Scan the records and identify every line in which the string "BaseEventData" occurs, then return those lines.

» PROVIDED ENTRIES:
☆ ☆ ☆

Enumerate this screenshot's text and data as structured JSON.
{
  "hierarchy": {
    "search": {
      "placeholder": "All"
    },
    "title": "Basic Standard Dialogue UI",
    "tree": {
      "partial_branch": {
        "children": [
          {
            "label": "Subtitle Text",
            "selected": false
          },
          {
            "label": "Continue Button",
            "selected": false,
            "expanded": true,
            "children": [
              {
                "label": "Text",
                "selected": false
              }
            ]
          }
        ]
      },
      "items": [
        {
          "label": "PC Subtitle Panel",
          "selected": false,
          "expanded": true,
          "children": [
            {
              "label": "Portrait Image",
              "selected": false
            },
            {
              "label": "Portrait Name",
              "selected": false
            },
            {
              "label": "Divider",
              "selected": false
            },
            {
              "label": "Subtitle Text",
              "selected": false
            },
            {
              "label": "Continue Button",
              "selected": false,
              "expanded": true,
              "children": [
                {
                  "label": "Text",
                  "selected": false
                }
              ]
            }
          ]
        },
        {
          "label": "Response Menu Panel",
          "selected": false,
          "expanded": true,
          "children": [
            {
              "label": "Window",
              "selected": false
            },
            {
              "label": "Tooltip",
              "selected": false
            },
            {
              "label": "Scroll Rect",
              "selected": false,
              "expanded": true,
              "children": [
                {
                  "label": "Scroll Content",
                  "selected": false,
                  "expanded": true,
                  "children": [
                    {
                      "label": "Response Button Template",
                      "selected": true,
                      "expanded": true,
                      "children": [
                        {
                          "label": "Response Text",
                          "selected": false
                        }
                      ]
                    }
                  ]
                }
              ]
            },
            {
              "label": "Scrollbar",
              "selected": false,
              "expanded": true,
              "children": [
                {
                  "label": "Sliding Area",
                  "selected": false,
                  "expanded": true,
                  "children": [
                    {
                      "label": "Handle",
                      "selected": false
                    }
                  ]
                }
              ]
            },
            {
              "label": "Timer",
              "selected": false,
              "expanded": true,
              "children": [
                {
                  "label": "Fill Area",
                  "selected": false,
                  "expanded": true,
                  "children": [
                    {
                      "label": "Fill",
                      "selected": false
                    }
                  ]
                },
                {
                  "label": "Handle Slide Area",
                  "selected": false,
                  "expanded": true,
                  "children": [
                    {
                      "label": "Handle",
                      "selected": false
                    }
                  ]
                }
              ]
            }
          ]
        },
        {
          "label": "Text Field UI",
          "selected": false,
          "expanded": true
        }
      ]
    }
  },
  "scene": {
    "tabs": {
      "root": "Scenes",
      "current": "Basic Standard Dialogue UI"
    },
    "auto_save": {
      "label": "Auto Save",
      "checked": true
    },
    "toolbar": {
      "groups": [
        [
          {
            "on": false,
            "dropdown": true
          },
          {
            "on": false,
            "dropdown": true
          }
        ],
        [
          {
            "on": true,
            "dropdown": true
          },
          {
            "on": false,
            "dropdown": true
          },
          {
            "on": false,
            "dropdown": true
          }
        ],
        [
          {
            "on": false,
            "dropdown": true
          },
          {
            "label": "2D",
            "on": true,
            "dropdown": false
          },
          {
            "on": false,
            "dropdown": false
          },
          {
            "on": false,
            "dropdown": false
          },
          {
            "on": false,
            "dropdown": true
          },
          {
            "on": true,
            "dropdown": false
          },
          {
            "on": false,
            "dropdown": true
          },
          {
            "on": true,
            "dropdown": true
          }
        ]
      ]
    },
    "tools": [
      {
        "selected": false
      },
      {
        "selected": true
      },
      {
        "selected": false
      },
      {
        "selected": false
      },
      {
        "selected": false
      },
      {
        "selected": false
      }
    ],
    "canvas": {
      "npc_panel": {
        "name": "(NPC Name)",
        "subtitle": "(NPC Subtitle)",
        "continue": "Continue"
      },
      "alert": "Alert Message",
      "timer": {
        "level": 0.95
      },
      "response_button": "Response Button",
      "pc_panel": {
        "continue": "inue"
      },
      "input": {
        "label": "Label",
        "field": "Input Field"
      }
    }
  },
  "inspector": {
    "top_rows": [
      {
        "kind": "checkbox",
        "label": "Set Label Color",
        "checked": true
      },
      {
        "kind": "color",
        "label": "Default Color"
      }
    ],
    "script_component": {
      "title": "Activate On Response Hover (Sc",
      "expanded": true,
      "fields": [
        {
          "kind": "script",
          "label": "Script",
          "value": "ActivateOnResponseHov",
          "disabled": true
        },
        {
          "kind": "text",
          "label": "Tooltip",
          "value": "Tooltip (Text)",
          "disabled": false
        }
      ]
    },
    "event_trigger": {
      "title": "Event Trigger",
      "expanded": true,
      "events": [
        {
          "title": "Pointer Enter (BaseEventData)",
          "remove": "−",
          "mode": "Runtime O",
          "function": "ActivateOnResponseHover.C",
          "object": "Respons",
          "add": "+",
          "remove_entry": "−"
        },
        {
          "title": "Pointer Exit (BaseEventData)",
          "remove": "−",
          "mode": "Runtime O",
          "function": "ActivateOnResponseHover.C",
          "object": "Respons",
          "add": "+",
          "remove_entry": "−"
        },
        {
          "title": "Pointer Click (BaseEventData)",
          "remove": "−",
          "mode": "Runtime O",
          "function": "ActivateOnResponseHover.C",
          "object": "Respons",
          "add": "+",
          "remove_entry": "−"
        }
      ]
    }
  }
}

☆ ☆ ☆

» WRITTEN RESPONSE:
          "title": "Pointer Enter (BaseEventData)",
          "title": "Pointer Exit (BaseEventData)",
          "title": "Pointer Click (BaseEventData)",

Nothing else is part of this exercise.